Filter the listing below, copying every line in which the word "Daily" appears.

Records about charts and figures:

┄┄┄┄┄┄

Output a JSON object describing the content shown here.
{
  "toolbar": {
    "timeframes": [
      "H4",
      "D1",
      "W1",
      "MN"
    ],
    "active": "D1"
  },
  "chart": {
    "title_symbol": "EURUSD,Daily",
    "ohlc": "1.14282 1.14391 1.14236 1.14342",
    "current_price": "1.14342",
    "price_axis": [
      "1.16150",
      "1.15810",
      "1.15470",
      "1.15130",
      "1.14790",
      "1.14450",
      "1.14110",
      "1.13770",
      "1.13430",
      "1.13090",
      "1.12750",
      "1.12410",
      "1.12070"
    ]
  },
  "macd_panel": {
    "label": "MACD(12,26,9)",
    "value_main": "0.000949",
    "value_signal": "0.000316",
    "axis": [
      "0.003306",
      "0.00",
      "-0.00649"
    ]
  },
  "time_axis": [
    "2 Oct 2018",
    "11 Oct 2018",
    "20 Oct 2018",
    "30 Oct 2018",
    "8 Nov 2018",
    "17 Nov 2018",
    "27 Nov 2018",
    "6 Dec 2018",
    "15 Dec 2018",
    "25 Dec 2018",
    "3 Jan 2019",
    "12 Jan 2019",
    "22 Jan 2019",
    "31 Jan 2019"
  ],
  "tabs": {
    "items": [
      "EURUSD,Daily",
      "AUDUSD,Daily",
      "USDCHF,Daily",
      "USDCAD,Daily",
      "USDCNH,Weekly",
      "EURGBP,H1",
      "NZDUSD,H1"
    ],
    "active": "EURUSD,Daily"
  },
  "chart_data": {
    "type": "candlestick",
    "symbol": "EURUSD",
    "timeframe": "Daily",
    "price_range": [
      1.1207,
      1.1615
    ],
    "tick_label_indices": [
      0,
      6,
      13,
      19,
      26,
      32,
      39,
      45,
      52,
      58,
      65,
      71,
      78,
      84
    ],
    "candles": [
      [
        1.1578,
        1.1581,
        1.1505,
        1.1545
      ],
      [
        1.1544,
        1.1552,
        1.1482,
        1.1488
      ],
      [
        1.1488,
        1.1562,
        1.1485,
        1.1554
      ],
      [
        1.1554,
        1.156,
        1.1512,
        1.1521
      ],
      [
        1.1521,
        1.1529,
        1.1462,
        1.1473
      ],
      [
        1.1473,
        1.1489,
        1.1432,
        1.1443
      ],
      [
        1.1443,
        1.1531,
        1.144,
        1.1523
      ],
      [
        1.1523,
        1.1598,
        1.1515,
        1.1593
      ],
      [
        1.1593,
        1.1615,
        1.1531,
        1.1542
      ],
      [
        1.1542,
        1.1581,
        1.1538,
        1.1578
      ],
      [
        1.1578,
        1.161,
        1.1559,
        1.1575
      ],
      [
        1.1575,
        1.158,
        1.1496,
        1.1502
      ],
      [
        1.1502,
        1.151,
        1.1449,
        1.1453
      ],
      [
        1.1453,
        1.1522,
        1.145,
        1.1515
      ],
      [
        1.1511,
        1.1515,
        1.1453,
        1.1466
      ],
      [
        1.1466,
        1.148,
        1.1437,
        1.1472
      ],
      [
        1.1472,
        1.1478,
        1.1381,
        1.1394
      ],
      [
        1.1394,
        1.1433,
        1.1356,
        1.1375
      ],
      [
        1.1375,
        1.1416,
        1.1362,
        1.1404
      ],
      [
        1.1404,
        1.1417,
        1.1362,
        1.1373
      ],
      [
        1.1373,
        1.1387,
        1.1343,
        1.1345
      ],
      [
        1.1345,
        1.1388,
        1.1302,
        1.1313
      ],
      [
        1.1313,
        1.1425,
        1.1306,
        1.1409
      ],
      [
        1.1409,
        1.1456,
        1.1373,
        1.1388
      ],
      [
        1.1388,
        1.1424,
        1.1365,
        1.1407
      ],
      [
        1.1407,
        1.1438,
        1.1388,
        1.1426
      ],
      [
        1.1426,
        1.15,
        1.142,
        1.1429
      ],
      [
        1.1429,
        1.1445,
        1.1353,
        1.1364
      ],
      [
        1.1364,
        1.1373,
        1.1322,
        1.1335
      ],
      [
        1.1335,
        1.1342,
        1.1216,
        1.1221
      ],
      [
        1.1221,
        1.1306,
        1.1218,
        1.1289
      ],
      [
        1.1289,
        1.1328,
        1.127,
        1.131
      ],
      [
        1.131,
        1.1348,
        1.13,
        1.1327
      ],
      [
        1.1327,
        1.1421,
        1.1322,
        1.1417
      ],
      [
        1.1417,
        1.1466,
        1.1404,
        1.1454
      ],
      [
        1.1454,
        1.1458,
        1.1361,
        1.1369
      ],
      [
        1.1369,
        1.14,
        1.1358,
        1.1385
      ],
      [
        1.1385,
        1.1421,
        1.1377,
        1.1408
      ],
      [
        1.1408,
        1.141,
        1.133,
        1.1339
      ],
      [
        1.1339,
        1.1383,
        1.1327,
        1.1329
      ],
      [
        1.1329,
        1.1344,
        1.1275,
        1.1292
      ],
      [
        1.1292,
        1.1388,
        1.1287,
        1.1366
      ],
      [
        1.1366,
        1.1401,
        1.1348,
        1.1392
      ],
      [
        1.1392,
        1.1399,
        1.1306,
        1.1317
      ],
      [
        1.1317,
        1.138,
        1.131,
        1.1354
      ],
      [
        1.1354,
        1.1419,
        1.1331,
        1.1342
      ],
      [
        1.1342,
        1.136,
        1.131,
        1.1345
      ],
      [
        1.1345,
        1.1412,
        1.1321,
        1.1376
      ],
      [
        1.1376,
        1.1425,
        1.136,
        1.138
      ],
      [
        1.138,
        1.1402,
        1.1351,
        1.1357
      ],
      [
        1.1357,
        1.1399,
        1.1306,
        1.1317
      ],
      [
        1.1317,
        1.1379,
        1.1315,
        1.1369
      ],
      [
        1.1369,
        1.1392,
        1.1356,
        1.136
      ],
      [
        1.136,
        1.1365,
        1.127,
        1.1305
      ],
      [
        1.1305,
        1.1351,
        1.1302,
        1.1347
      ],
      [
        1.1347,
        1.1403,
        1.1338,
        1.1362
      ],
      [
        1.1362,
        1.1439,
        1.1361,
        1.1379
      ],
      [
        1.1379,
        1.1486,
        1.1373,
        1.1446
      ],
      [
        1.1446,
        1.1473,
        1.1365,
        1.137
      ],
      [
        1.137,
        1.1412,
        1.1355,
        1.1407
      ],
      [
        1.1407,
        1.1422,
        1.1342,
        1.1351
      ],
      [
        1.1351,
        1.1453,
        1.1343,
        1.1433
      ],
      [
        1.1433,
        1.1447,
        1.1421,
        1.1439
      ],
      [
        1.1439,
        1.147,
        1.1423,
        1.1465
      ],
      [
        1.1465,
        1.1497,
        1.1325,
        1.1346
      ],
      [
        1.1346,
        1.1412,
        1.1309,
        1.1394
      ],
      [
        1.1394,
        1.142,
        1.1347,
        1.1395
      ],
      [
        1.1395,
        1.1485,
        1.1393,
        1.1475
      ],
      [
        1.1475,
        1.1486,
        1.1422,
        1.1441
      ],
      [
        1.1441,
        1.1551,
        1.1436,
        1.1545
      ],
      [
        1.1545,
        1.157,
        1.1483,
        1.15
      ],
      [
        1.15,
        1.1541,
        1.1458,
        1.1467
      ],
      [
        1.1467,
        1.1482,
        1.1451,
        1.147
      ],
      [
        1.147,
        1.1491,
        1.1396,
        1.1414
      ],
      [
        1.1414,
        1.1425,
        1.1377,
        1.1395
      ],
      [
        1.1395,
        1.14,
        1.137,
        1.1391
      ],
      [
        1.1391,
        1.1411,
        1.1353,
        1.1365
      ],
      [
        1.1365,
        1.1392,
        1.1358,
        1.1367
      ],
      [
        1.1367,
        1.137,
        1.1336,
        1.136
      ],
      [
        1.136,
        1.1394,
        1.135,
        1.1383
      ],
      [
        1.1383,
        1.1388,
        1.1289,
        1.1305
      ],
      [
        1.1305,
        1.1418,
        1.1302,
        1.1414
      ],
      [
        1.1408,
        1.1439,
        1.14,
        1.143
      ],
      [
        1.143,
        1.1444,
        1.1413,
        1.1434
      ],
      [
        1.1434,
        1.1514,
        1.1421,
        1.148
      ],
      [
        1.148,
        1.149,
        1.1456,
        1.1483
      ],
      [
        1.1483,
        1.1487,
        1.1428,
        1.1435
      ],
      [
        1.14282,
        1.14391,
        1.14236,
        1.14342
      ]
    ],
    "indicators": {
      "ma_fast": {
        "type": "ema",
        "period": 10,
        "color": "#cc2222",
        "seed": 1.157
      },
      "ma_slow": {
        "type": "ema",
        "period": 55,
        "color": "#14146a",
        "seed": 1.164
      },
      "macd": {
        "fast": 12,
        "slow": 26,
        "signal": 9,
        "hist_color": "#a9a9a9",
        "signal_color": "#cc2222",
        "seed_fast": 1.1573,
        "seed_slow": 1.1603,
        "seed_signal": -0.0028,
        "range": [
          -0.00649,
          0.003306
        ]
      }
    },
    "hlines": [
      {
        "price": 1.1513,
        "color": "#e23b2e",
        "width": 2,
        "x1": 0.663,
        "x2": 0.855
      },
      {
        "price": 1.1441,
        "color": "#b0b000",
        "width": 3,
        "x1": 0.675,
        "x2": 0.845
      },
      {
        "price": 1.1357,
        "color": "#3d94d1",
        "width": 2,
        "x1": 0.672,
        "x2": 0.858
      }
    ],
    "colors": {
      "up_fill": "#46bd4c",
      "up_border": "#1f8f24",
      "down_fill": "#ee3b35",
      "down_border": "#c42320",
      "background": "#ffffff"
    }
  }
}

┄┄┄┄┄┄

Solution to this problem:
    "title_symbol": "EURUSD,Daily",
      "EURUSD,Daily",
      "AUDUSD,Daily",
      "USDCHF,Daily",
      "USDCAD,Daily",
    "active": "EURUSD,Daily"
    "timeframe": "Daily",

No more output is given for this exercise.